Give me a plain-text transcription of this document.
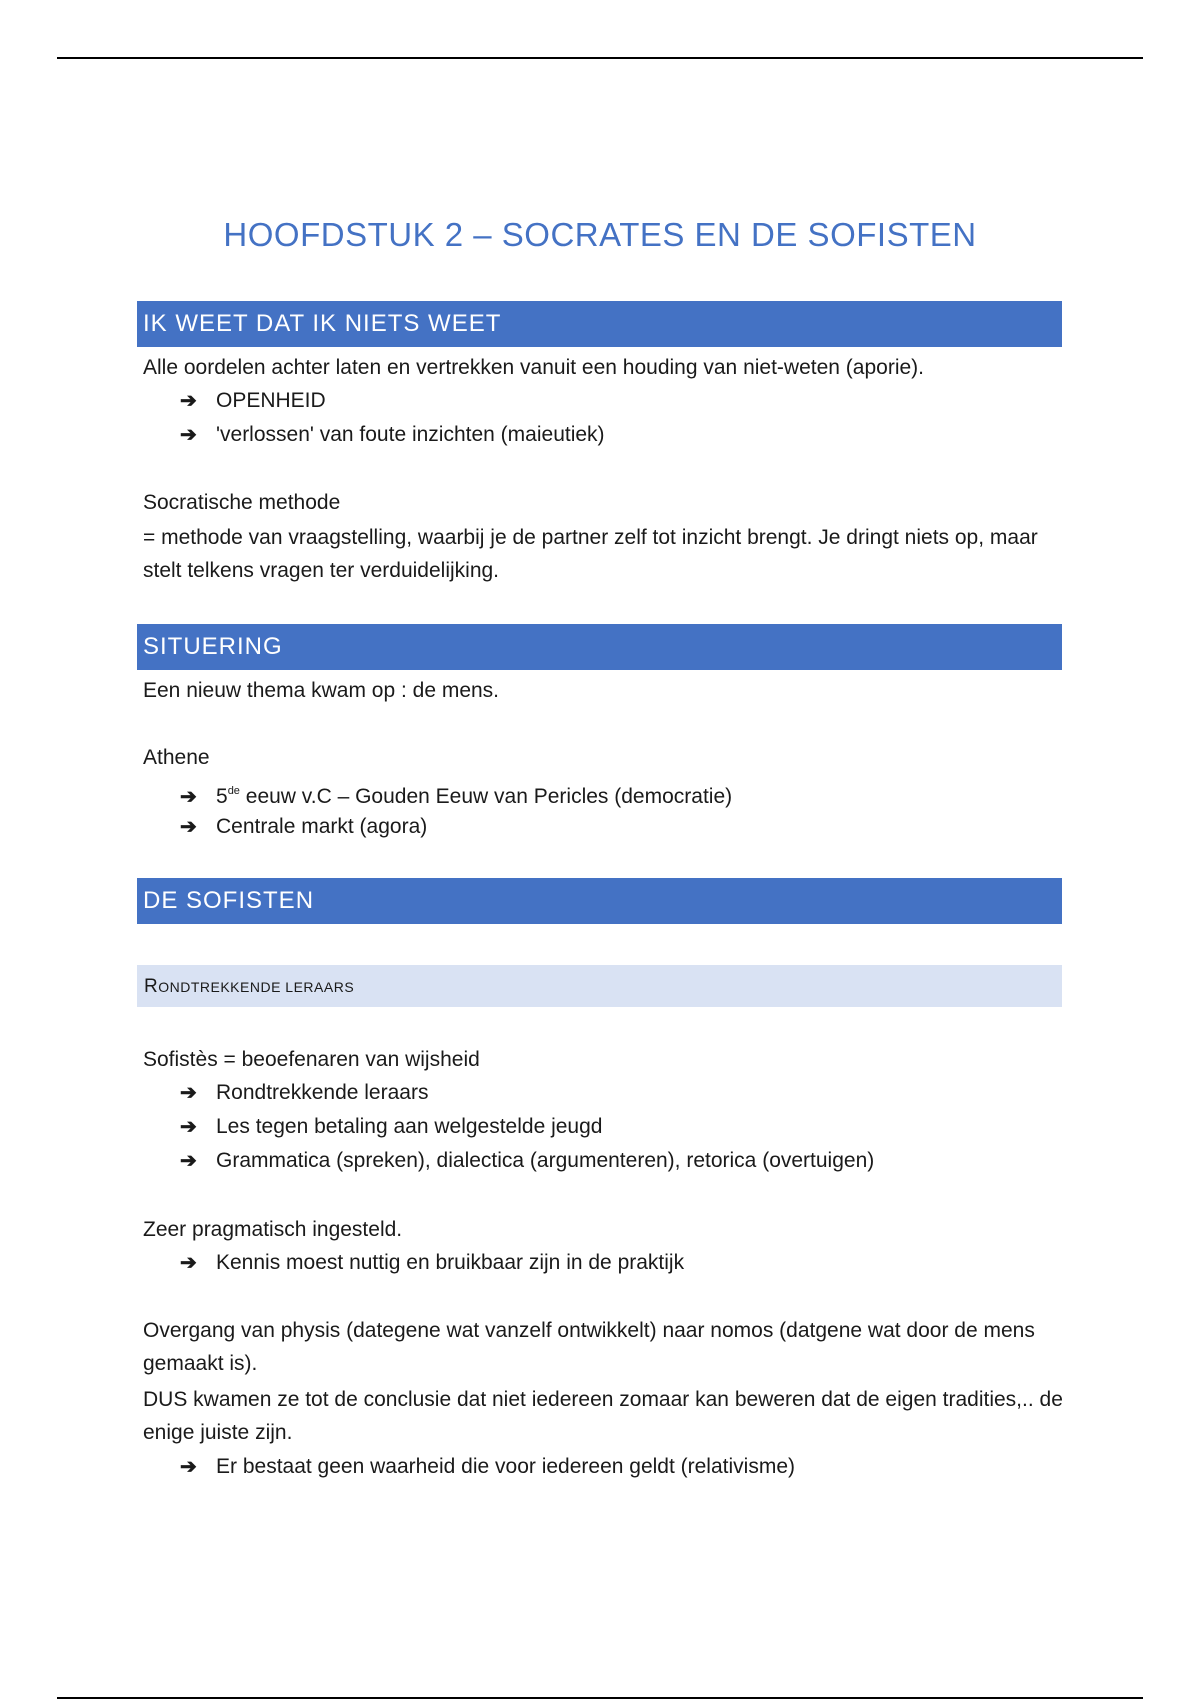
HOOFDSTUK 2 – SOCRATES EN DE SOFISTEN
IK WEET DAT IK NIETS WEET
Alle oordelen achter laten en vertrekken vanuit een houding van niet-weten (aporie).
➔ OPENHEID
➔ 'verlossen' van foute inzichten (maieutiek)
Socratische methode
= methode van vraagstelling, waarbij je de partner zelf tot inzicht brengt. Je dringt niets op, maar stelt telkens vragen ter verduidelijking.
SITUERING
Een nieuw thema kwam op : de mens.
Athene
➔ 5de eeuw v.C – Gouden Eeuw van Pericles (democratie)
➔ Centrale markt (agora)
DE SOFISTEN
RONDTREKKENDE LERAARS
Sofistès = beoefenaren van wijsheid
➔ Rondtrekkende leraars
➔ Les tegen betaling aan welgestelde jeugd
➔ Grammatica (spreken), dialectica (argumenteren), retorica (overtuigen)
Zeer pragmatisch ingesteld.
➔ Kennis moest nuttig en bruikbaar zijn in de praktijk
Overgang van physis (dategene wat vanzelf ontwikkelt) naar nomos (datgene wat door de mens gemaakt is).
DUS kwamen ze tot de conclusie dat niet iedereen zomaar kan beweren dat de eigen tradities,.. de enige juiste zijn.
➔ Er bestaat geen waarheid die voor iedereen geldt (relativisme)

:::::

STATED TASK: Extract the entries in full, exactly as they are, minus the pictures.

EXERCISE SOLUTION:
Give me a plain-text transcription of this document.
HOOFDSTUK 2 – SOCRATES EN DE SOFISTEN
IK WEET DAT IK NIETS WEET
Alle oordelen achter laten en vertrekken vanuit een houding van niet-weten (aporie).
➔ OPENHEID
➔ 'verlossen' van foute inzichten (maieutiek)
Socratische methode
= methode van vraagstelling, waarbij je de partner zelf tot inzicht brengt. Je dringt niets op, maar stelt telkens vragen ter verduidelijking.
SITUERING
Een nieuw thema kwam op : de mens.
Athene
➔ 5de eeuw v.C – Gouden Eeuw van Pericles (democratie)
➔ Centrale markt (agora)
DE SOFISTEN
RONDTREKKENDE LERAARS
Sofistès = beoefenaren van wijsheid
➔ Rondtrekkende leraars
➔ Les tegen betaling aan welgestelde jeugd
➔ Grammatica (spreken), dialectica (argumenteren), retorica (overtuigen)
Zeer pragmatisch ingesteld.
➔ Kennis moest nuttig en bruikbaar zijn in de praktijk
Overgang van physis (dategene wat vanzelf ontwikkelt) naar nomos (datgene wat door de mens gemaakt is).
DUS kwamen ze tot de conclusie dat niet iedereen zomaar kan beweren dat de eigen tradities,.. de enige juiste zijn.
➔ Er bestaat geen waarheid die voor iedereen geldt (relativisme)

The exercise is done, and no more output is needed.